* [OBJECTIVE]: Give only the number of lines that contain the word "Pekerja".
• • •
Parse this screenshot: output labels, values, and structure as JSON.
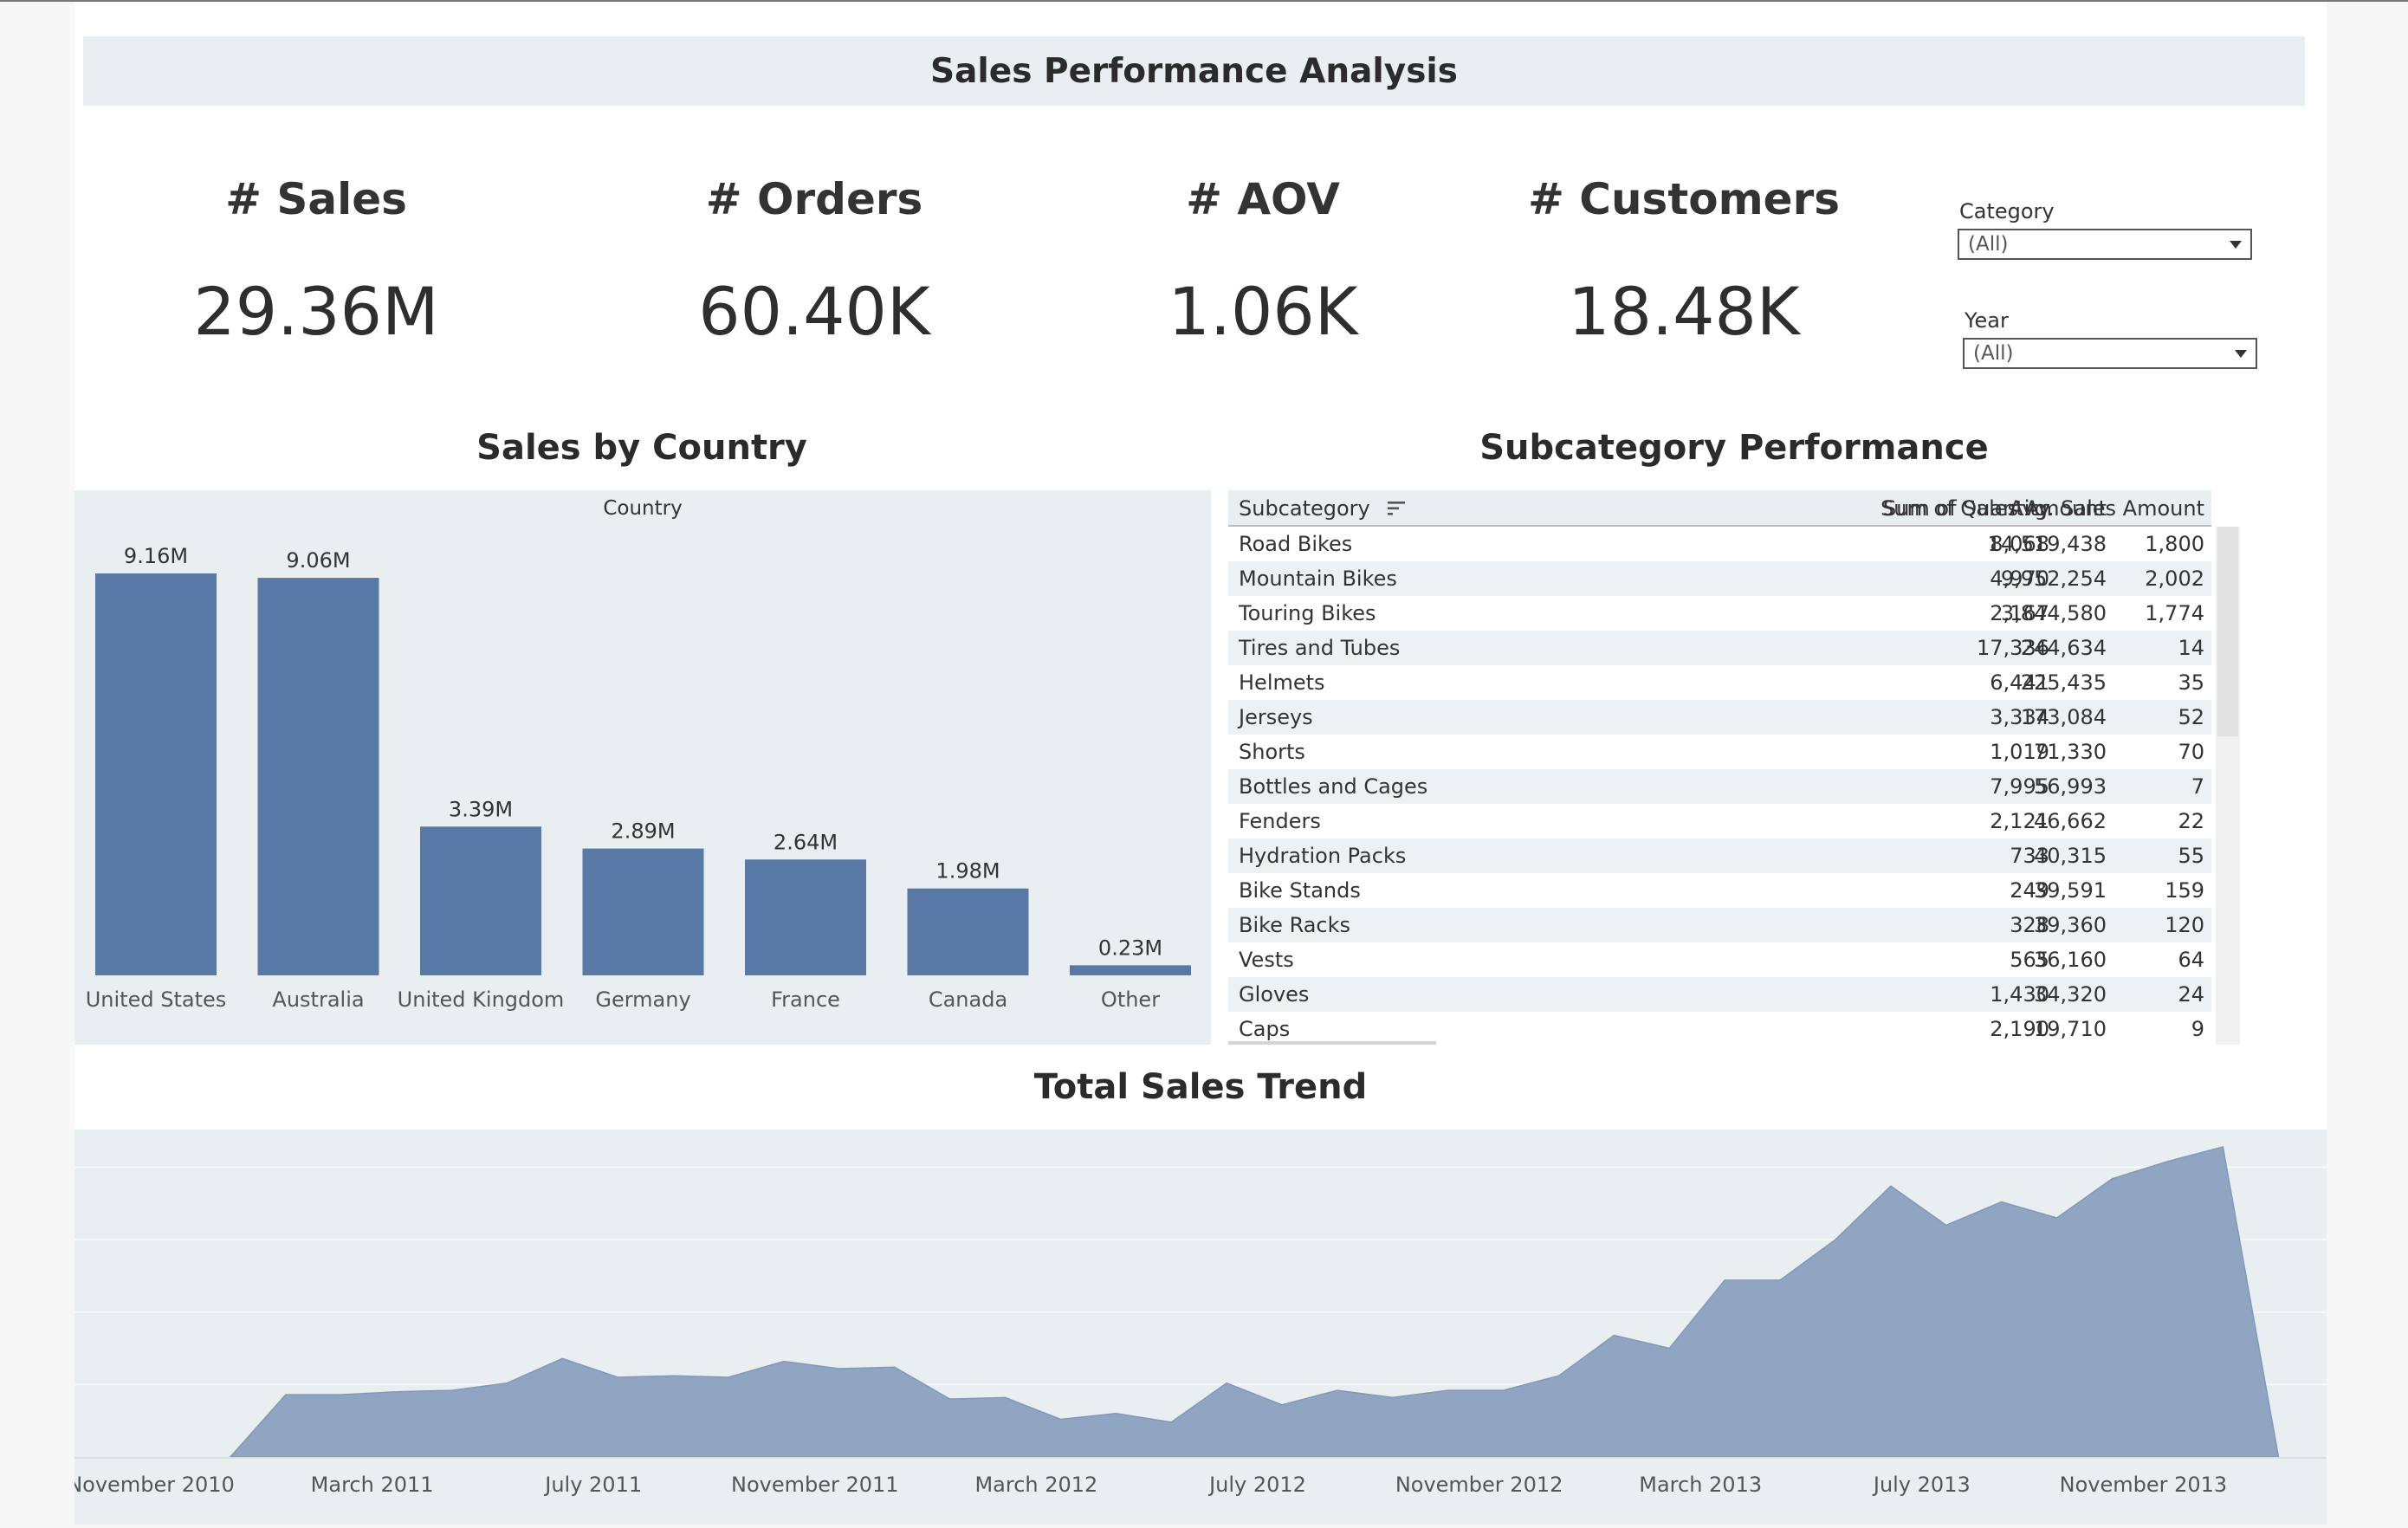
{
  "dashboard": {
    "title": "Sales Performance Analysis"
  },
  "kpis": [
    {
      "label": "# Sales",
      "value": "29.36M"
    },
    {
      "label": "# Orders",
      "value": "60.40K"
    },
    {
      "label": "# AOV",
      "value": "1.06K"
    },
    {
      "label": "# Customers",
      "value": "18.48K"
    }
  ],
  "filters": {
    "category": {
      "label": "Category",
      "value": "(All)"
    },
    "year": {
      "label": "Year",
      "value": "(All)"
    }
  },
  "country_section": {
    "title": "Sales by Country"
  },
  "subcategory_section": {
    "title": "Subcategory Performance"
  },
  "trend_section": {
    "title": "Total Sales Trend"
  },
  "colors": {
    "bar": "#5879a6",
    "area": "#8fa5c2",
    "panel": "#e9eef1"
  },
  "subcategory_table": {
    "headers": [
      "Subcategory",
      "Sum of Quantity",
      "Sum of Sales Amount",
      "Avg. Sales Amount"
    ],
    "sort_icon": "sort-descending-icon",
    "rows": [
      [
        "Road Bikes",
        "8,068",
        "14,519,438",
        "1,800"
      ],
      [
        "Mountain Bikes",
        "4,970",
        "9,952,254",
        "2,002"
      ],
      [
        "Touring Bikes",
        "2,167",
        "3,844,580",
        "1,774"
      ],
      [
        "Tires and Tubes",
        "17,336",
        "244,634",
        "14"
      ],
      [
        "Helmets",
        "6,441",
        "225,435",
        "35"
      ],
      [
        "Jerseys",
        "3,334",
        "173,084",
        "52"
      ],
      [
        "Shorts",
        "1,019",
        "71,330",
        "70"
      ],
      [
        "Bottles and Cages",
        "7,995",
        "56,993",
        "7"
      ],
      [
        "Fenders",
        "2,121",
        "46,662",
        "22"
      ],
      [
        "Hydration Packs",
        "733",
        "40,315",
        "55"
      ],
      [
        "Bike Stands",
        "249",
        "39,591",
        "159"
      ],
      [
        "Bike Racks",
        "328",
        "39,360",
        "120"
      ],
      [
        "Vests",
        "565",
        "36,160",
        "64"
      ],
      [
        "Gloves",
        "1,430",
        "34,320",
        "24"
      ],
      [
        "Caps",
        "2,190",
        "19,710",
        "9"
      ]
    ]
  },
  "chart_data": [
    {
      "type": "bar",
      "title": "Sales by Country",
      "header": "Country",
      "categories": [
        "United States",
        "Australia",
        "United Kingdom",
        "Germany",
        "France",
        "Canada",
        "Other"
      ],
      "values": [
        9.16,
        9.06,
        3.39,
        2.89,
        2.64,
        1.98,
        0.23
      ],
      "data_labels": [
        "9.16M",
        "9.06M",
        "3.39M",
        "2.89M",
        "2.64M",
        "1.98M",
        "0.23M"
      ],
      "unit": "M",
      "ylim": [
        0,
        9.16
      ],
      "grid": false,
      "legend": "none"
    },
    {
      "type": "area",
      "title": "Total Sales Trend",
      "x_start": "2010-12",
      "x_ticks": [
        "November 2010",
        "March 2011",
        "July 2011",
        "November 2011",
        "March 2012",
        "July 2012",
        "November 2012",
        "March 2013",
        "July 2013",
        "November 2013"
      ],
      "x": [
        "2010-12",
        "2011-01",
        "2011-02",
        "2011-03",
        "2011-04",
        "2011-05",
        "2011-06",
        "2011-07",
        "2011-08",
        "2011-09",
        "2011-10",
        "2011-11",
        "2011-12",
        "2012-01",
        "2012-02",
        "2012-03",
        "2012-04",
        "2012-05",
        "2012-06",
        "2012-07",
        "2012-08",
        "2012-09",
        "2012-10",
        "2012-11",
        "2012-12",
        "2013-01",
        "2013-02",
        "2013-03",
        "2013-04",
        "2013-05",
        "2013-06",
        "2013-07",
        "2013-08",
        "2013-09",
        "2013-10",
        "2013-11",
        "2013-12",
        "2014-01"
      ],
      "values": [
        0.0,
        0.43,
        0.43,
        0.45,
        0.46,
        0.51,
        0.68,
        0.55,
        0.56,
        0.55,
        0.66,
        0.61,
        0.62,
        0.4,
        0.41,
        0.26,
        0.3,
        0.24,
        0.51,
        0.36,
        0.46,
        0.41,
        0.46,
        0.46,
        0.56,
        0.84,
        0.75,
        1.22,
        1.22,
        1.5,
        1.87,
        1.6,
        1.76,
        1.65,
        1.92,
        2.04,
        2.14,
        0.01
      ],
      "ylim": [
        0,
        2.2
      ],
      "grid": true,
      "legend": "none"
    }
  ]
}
• • •
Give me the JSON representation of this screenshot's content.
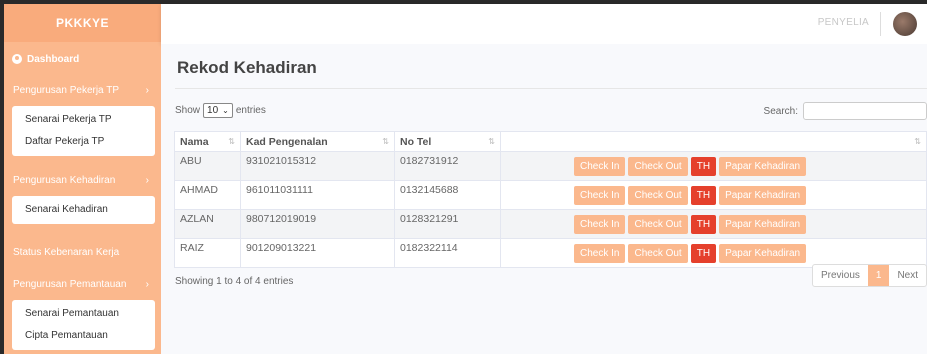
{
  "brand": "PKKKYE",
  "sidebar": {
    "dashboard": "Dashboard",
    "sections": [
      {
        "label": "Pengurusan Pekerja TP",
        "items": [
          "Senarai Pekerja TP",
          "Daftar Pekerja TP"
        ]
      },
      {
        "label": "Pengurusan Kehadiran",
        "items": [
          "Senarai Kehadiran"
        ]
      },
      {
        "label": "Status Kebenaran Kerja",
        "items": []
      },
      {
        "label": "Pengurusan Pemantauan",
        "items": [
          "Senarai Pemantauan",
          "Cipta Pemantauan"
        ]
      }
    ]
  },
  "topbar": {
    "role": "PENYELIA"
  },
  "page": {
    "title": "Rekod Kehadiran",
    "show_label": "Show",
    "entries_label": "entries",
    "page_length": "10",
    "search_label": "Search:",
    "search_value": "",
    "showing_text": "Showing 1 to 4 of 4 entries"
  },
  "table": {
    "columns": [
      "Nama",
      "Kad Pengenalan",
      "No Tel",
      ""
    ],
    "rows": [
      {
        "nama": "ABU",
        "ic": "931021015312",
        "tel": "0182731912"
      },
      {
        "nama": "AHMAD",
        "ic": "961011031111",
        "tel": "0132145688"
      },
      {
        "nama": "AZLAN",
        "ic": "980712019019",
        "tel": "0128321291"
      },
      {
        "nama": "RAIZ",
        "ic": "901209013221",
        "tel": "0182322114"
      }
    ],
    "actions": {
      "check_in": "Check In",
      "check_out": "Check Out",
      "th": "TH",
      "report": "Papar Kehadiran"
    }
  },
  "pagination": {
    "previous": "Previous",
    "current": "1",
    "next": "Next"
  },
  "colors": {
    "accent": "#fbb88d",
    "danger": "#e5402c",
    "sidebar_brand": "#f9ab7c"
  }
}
• • •
* [RESPONSE TO THIS TASK]: 3